▸ **TASK TO COMPLETE**
Output the lines that follow exactly as they are.

▸ **TASK MATERIAL**
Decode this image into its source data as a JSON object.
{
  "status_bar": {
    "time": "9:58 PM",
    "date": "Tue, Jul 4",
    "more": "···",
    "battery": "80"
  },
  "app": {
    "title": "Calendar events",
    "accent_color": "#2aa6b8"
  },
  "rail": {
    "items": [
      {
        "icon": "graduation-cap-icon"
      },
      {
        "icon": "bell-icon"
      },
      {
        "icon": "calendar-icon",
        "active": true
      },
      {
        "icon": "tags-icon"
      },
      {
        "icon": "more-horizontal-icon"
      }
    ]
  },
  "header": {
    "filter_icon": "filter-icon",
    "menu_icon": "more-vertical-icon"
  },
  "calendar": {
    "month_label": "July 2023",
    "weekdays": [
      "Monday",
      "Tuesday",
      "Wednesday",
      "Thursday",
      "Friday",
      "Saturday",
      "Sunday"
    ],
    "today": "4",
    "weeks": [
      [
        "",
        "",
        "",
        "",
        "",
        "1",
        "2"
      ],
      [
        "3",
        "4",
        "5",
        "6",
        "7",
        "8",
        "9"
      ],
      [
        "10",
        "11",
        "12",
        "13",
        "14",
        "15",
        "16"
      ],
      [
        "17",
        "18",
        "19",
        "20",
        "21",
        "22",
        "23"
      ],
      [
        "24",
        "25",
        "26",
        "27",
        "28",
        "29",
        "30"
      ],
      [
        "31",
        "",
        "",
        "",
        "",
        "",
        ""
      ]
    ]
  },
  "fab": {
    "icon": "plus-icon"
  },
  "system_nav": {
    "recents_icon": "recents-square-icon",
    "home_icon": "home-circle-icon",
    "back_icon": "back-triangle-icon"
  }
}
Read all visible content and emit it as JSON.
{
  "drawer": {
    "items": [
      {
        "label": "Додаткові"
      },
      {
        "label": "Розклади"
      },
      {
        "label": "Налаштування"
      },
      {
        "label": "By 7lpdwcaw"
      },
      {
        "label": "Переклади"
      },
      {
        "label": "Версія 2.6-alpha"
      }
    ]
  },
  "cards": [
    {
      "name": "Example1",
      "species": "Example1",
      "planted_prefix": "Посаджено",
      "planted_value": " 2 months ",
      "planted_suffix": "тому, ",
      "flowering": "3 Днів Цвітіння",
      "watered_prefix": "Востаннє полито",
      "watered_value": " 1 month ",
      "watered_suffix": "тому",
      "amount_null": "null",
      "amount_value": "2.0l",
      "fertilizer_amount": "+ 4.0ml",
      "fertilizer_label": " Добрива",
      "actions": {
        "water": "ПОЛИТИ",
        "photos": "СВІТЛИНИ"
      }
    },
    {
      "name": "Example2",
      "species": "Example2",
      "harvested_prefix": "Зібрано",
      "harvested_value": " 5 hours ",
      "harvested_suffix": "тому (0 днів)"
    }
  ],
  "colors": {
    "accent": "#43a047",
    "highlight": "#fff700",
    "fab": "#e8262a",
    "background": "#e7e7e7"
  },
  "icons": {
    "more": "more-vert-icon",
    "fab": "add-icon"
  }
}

▸ **TASK ANSWER**
Decode this image into its source data as a JSON object.
{
  "status_bar": {
    "time": "9:58 PM",
    "date": "Tue, Jul 4",
    "more": "···",
    "battery": "80"
  },
  "app": {
    "title": "Calendar events",
    "accent_color": "#2aa6b8"
  },
  "rail": {
    "items": [
      {
        "icon": "graduation-cap-icon"
      },
      {
        "icon": "bell-icon"
      },
      {
        "icon": "calendar-icon",
        "active": true
      },
      {
        "icon": "tags-icon"
      },
      {
        "icon": "more-horizontal-icon"
      }
    ]
  },
  "header": {
    "filter_icon": "filter-icon",
    "menu_icon": "more-vertical-icon"
  },
  "calendar": {
    "month_label": "July 2023",
    "weekdays": [
      "Monday",
      "Tuesday",
      "Wednesday",
      "Thursday",
      "Friday",
      "Saturday",
      "Sunday"
    ],
    "today": "4",
    "weeks": [
      [
        "",
        "",
        "",
        "",
        "",
        "1",
        "2"
      ],
      [
        "3",
        "4",
        "5",
        "6",
        "7",
        "8",
        "9"
      ],
      [
        "10",
        "11",
        "12",
        "13",
        "14",
        "15",
        "16"
      ],
      [
        "17",
        "18",
        "19",
        "20",
        "21",
        "22",
        "23"
      ],
      [
        "24",
        "25",
        "26",
        "27",
        "28",
        "29",
        "30"
      ],
      [
        "31",
        "",
        "",
        "",
        "",
        "",
        ""
      ]
    ]
  },
  "fab": {
    "icon": "plus-icon"
  },
  "system_nav": {
    "recents_icon": "recents-square-icon",
    "home_icon": "home-circle-icon",
    "back_icon": "back-triangle-icon"
  }
}
Read all visible content and emit it as JSON.
{
  "drawer": {
    "items": [
      {
        "label": "Додаткові"
      },
      {
        "label": "Розклади"
      },
      {
        "label": "Налаштування"
      },
      {
        "label": "By 7lpdwcaw"
      },
      {
        "label": "Переклади"
      },
      {
        "label": "Версія 2.6-alpha"
      }
    ]
  },
  "cards": [
    {
      "name": "Example1",
      "species": "Example1",
      "planted_prefix": "Посаджено",
      "planted_value": " 2 months ",
      "planted_suffix": "тому, ",
      "flowering": "3 Днів Цвітіння",
      "watered_prefix": "Востаннє полито",
      "watered_value": " 1 month ",
      "watered_suffix": "тому",
      "amount_null": "null",
      "amount_value": "2.0l",
      "fertilizer_amount": "+ 4.0ml",
      "fertilizer_label": " Добрива",
      "actions": {
        "water": "ПОЛИТИ",
        "photos": "СВІТЛИНИ"
      }
    },
    {
      "name": "Example2",
      "species": "Example2",
      "harvested_prefix": "Зібрано",
      "harvested_value": " 5 hours ",
      "harvested_suffix": "тому (0 днів)"
    }
  ],
  "colors": {
    "accent": "#43a047",
    "highlight": "#fff700",
    "fab": "#e8262a",
    "background": "#e7e7e7"
  },
  "icons": {
    "more": "more-vert-icon",
    "fab": "add-icon"
  }
}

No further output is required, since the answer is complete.